#### Some records:

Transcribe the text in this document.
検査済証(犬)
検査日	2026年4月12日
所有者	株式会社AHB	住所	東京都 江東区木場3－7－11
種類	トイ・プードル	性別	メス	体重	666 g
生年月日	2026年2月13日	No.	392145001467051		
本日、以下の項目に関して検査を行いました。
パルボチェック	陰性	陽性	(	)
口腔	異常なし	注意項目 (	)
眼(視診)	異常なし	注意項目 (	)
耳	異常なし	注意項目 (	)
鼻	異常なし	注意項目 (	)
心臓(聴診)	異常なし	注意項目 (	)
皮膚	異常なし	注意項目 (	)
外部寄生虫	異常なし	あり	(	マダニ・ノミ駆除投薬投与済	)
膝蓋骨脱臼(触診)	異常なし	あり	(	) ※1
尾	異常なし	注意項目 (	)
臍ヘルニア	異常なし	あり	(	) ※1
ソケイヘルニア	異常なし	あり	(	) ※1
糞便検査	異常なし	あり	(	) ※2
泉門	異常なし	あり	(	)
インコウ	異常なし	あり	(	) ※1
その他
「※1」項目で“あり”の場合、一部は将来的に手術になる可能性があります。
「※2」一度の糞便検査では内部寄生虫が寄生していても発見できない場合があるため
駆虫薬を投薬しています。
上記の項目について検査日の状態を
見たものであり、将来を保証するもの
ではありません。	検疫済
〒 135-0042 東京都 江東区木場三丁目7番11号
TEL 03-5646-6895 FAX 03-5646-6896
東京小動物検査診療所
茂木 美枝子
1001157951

...

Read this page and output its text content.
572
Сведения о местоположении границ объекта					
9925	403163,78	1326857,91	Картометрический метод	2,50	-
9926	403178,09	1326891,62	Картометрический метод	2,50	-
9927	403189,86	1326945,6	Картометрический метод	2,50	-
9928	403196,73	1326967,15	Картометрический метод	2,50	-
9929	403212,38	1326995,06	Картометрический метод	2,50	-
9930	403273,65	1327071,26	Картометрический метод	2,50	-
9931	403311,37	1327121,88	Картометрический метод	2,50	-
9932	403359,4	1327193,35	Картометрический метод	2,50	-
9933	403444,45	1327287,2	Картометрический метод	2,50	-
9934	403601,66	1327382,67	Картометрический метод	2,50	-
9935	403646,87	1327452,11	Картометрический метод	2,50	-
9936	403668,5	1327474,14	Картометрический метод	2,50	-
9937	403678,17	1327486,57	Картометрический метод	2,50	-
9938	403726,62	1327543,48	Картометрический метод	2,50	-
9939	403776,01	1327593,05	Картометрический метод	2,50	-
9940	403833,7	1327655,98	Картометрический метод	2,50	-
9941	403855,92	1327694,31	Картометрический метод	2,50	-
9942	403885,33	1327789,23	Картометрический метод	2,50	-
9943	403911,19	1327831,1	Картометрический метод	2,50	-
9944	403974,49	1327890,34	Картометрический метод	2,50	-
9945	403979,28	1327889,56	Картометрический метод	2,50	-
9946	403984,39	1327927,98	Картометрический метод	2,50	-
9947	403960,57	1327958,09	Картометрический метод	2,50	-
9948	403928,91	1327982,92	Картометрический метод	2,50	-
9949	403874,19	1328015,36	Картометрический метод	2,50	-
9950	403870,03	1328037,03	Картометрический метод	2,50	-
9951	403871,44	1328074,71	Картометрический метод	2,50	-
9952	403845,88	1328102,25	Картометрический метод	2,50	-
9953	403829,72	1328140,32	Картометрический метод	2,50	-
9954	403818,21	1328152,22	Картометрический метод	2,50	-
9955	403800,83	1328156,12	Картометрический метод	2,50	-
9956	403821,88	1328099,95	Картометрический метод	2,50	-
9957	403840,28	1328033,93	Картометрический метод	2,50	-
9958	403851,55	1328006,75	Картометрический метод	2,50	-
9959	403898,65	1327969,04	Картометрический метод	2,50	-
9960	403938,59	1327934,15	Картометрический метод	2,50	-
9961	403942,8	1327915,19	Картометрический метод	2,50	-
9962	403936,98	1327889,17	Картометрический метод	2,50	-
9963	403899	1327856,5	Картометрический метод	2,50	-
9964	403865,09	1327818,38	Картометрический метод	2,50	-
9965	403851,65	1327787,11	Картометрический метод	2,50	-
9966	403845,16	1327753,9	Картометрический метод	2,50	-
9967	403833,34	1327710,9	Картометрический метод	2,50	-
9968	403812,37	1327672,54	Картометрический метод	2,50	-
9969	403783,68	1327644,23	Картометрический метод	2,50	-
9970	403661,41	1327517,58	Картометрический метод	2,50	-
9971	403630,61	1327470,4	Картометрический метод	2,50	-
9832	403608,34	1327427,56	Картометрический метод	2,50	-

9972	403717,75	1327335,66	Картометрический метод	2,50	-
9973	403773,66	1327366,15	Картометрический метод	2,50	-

--

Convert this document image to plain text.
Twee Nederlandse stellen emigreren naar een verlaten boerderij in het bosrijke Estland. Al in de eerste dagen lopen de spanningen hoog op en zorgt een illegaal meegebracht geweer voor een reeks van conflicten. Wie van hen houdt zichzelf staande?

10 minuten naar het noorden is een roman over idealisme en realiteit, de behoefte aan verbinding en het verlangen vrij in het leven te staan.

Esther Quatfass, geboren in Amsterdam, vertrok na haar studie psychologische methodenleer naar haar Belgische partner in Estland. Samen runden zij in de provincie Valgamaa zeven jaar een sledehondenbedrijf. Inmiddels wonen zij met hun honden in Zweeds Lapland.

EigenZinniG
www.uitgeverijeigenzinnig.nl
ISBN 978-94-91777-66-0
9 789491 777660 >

#### THE EXERCISE:
Where a line above contains the string "document", copy that line.

#### RESULT BELOW:
Transcribe the text in this document.
Convert this document image to plain text.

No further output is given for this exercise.